> _Supplied information_:
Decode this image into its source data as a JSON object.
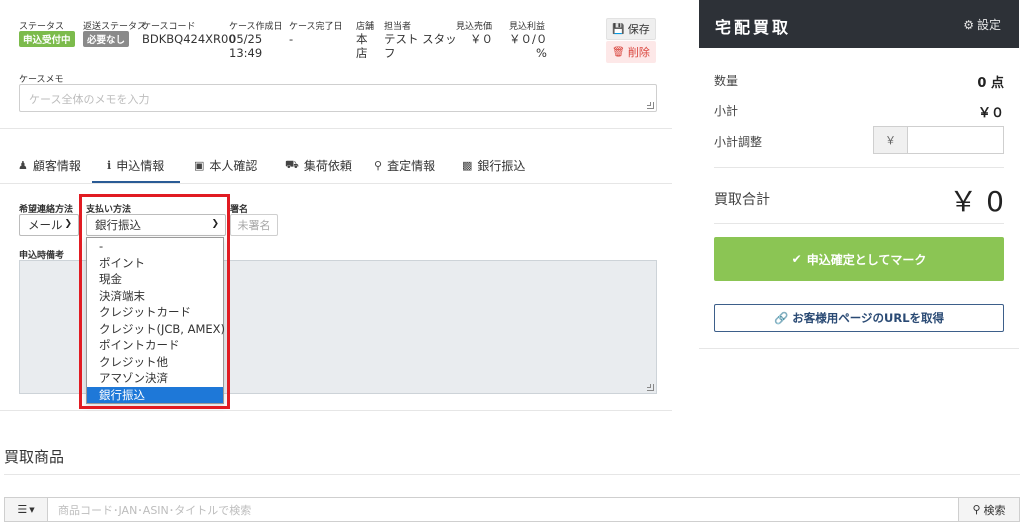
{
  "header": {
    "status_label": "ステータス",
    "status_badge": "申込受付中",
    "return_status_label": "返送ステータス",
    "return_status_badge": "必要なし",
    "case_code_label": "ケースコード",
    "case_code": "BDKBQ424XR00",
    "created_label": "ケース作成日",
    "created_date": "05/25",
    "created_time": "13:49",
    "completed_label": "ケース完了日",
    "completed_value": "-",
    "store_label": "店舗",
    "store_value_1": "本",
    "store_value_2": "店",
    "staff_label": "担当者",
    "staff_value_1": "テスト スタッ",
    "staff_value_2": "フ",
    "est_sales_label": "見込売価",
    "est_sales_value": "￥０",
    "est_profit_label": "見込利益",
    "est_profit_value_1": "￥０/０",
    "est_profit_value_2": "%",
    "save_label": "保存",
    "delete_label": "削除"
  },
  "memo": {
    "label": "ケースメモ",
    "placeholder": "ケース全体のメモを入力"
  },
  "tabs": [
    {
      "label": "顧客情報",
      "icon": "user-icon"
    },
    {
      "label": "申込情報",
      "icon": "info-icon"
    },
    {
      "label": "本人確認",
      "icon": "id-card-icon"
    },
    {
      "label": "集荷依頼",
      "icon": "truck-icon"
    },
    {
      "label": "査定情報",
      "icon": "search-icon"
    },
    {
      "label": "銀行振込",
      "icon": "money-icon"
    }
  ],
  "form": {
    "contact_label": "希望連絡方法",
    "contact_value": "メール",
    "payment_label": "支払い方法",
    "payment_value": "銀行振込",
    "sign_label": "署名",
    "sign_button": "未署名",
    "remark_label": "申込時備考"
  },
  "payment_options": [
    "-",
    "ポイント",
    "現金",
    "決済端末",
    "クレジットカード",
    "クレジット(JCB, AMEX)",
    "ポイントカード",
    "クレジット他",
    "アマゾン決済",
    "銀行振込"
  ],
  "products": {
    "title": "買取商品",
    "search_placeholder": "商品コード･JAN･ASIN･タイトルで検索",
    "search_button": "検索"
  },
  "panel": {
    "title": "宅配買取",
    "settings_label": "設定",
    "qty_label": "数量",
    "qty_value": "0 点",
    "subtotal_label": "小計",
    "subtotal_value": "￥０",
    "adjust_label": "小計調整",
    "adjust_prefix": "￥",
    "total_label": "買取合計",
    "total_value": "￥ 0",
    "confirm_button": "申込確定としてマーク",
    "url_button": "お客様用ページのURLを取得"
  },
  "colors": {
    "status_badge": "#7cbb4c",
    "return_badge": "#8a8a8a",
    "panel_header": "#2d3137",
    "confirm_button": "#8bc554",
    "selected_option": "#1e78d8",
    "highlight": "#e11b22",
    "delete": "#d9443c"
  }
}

> _Brief_: All the records above need to be given again word for word. Skip the pictures.

> _Written solution_:
Decode this image into its source data as a JSON object.
{
  "header": {
    "status_label": "ステータス",
    "status_badge": "申込受付中",
    "return_status_label": "返送ステータス",
    "return_status_badge": "必要なし",
    "case_code_label": "ケースコード",
    "case_code": "BDKBQ424XR00",
    "created_label": "ケース作成日",
    "created_date": "05/25",
    "created_time": "13:49",
    "completed_label": "ケース完了日",
    "completed_value": "-",
    "store_label": "店舗",
    "store_value_1": "本",
    "store_value_2": "店",
    "staff_label": "担当者",
    "staff_value_1": "テスト スタッ",
    "staff_value_2": "フ",
    "est_sales_label": "見込売価",
    "est_sales_value": "￥０",
    "est_profit_label": "見込利益",
    "est_profit_value_1": "￥０/０",
    "est_profit_value_2": "%",
    "save_label": "保存",
    "delete_label": "削除"
  },
  "memo": {
    "label": "ケースメモ",
    "placeholder": "ケース全体のメモを入力"
  },
  "tabs": [
    {
      "label": "顧客情報",
      "icon": "user-icon"
    },
    {
      "label": "申込情報",
      "icon": "info-icon"
    },
    {
      "label": "本人確認",
      "icon": "id-card-icon"
    },
    {
      "label": "集荷依頼",
      "icon": "truck-icon"
    },
    {
      "label": "査定情報",
      "icon": "search-icon"
    },
    {
      "label": "銀行振込",
      "icon": "money-icon"
    }
  ],
  "form": {
    "contact_label": "希望連絡方法",
    "contact_value": "メール",
    "payment_label": "支払い方法",
    "payment_value": "銀行振込",
    "sign_label": "署名",
    "sign_button": "未署名",
    "remark_label": "申込時備考"
  },
  "payment_options": [
    "-",
    "ポイント",
    "現金",
    "決済端末",
    "クレジットカード",
    "クレジット(JCB, AMEX)",
    "ポイントカード",
    "クレジット他",
    "アマゾン決済",
    "銀行振込"
  ],
  "products": {
    "title": "買取商品",
    "search_placeholder": "商品コード･JAN･ASIN･タイトルで検索",
    "search_button": "検索"
  },
  "panel": {
    "title": "宅配買取",
    "settings_label": "設定",
    "qty_label": "数量",
    "qty_value": "0 点",
    "subtotal_label": "小計",
    "subtotal_value": "￥０",
    "adjust_label": "小計調整",
    "adjust_prefix": "￥",
    "total_label": "買取合計",
    "total_value": "￥ 0",
    "confirm_button": "申込確定としてマーク",
    "url_button": "お客様用ページのURLを取得"
  },
  "colors": {
    "status_badge": "#7cbb4c",
    "return_badge": "#8a8a8a",
    "panel_header": "#2d3137",
    "confirm_button": "#8bc554",
    "selected_option": "#1e78d8",
    "highlight": "#e11b22",
    "delete": "#d9443c"
  }
}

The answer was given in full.